**Problem to solve**: Your task is to reproduce the entries below word for word.

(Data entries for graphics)

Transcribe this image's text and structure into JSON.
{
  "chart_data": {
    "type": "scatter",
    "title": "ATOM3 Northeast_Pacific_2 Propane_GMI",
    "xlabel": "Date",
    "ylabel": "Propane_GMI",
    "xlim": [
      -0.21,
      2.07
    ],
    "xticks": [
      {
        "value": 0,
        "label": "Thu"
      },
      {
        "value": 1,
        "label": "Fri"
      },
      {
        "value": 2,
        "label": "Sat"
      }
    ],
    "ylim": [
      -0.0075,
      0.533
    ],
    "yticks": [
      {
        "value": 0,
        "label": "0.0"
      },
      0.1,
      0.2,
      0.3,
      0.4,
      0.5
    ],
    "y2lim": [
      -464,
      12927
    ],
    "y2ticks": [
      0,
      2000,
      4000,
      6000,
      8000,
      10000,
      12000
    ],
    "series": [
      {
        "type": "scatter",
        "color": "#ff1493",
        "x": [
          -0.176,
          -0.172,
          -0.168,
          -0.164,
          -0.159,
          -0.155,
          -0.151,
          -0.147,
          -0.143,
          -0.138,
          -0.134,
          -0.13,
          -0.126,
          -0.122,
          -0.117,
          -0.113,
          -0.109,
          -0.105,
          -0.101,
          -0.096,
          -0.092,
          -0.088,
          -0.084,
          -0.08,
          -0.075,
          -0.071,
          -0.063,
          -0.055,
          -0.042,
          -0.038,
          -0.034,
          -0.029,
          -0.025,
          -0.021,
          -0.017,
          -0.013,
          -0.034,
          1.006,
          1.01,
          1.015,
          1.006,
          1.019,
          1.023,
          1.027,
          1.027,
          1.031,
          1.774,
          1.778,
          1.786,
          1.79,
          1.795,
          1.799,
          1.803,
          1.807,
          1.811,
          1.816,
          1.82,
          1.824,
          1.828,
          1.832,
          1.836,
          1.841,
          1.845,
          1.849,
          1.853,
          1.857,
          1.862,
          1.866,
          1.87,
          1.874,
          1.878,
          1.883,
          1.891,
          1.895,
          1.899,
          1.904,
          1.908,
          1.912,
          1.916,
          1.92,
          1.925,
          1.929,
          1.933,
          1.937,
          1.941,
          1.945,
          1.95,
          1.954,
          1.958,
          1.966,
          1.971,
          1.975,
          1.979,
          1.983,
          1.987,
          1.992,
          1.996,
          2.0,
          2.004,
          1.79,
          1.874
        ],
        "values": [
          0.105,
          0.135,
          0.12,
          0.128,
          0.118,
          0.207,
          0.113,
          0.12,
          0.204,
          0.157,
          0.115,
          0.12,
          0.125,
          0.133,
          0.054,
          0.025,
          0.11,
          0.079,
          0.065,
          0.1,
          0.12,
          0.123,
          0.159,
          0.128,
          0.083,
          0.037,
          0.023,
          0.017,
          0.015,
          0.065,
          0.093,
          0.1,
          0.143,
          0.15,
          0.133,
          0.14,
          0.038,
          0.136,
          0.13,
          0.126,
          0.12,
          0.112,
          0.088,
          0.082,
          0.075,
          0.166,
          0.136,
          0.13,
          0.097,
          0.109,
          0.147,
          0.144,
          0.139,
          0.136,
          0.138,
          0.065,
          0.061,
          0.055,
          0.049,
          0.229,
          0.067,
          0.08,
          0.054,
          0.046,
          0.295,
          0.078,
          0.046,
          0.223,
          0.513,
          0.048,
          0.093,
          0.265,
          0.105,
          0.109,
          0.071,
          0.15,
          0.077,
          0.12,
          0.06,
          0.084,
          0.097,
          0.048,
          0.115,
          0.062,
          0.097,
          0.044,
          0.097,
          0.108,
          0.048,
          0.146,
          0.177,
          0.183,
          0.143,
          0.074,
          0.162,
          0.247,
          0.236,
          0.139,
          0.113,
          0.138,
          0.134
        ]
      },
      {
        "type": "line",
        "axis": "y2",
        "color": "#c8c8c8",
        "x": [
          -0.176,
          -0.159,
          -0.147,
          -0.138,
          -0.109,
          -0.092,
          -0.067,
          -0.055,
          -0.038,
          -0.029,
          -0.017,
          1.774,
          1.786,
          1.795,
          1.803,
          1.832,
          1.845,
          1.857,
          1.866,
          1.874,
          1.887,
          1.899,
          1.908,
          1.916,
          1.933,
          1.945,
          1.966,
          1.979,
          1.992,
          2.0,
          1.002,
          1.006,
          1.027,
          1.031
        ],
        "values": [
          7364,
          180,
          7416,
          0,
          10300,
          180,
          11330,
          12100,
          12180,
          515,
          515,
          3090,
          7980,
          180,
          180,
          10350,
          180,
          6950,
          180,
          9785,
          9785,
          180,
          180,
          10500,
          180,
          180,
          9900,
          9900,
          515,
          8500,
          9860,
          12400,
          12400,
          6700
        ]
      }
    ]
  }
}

**Answer to this exercise**:
Transcribe this image's text and structure into JSON.
{
  "chart_data": {
    "type": "scatter",
    "title": "ATOM3 Northeast_Pacific_2 Propane_GMI",
    "xlabel": "Date",
    "ylabel": "Propane_GMI",
    "xlim": [
      -0.21,
      2.07
    ],
    "xticks": [
      {
        "value": 0,
        "label": "Thu"
      },
      {
        "value": 1,
        "label": "Fri"
      },
      {
        "value": 2,
        "label": "Sat"
      }
    ],
    "ylim": [
      -0.0075,
      0.533
    ],
    "yticks": [
      {
        "value": 0,
        "label": "0.0"
      },
      0.1,
      0.2,
      0.3,
      0.4,
      0.5
    ],
    "y2lim": [
      -464,
      12927
    ],
    "y2ticks": [
      0,
      2000,
      4000,
      6000,
      8000,
      10000,
      12000
    ],
    "series": [
      {
        "type": "scatter",
        "color": "#ff1493",
        "x": [
          -0.176,
          -0.172,
          -0.168,
          -0.164,
          -0.159,
          -0.155,
          -0.151,
          -0.147,
          -0.143,
          -0.138,
          -0.134,
          -0.13,
          -0.126,
          -0.122,
          -0.117,
          -0.113,
          -0.109,
          -0.105,
          -0.101,
          -0.096,
          -0.092,
          -0.088,
          -0.084,
          -0.08,
          -0.075,
          -0.071,
          -0.063,
          -0.055,
          -0.042,
          -0.038,
          -0.034,
          -0.029,
          -0.025,
          -0.021,
          -0.017,
          -0.013,
          -0.034,
          1.006,
          1.01,
          1.015,
          1.006,
          1.019,
          1.023,
          1.027,
          1.027,
          1.031,
          1.774,
          1.778,
          1.786,
          1.79,
          1.795,
          1.799,
          1.803,
          1.807,
          1.811,
          1.816,
          1.82,
          1.824,
          1.828,
          1.832,
          1.836,
          1.841,
          1.845,
          1.849,
          1.853,
          1.857,
          1.862,
          1.866,
          1.87,
          1.874,
          1.878,
          1.883,
          1.891,
          1.895,
          1.899,
          1.904,
          1.908,
          1.912,
          1.916,
          1.92,
          1.925,
          1.929,
          1.933,
          1.937,
          1.941,
          1.945,
          1.95,
          1.954,
          1.958,
          1.966,
          1.971,
          1.975,
          1.979,
          1.983,
          1.987,
          1.992,
          1.996,
          2.0,
          2.004,
          1.79,
          1.874
        ],
        "values": [
          0.105,
          0.135,
          0.12,
          0.128,
          0.118,
          0.207,
          0.113,
          0.12,
          0.204,
          0.157,
          0.115,
          0.12,
          0.125,
          0.133,
          0.054,
          0.025,
          0.11,
          0.079,
          0.065,
          0.1,
          0.12,
          0.123,
          0.159,
          0.128,
          0.083,
          0.037,
          0.023,
          0.017,
          0.015,
          0.065,
          0.093,
          0.1,
          0.143,
          0.15,
          0.133,
          0.14,
          0.038,
          0.136,
          0.13,
          0.126,
          0.12,
          0.112,
          0.088,
          0.082,
          0.075,
          0.166,
          0.136,
          0.13,
          0.097,
          0.109,
          0.147,
          0.144,
          0.139,
          0.136,
          0.138,
          0.065,
          0.061,
          0.055,
          0.049,
          0.229,
          0.067,
          0.08,
          0.054,
          0.046,
          0.295,
          0.078,
          0.046,
          0.223,
          0.513,
          0.048,
          0.093,
          0.265,
          0.105,
          0.109,
          0.071,
          0.15,
          0.077,
          0.12,
          0.06,
          0.084,
          0.097,
          0.048,
          0.115,
          0.062,
          0.097,
          0.044,
          0.097,
          0.108,
          0.048,
          0.146,
          0.177,
          0.183,
          0.143,
          0.074,
          0.162,
          0.247,
          0.236,
          0.139,
          0.113,
          0.138,
          0.134
        ]
      },
      {
        "type": "line",
        "axis": "y2",
        "color": "#c8c8c8",
        "x": [
          -0.176,
          -0.159,
          -0.147,
          -0.138,
          -0.109,
          -0.092,
          -0.067,
          -0.055,
          -0.038,
          -0.029,
          -0.017,
          1.774,
          1.786,
          1.795,
          1.803,
          1.832,
          1.845,
          1.857,
          1.866,
          1.874,
          1.887,
          1.899,
          1.908,
          1.916,
          1.933,
          1.945,
          1.966,
          1.979,
          1.992,
          2.0,
          1.002,
          1.006,
          1.027,
          1.031
        ],
        "values": [
          7364,
          180,
          7416,
          0,
          10300,
          180,
          11330,
          12100,
          12180,
          515,
          515,
          3090,
          7980,
          180,
          180,
          10350,
          180,
          6950,
          180,
          9785,
          9785,
          180,
          180,
          10500,
          180,
          180,
          9900,
          9900,
          515,
          8500,
          9860,
          12400,
          12400,
          6700
        ]
      }
    ]
  }
}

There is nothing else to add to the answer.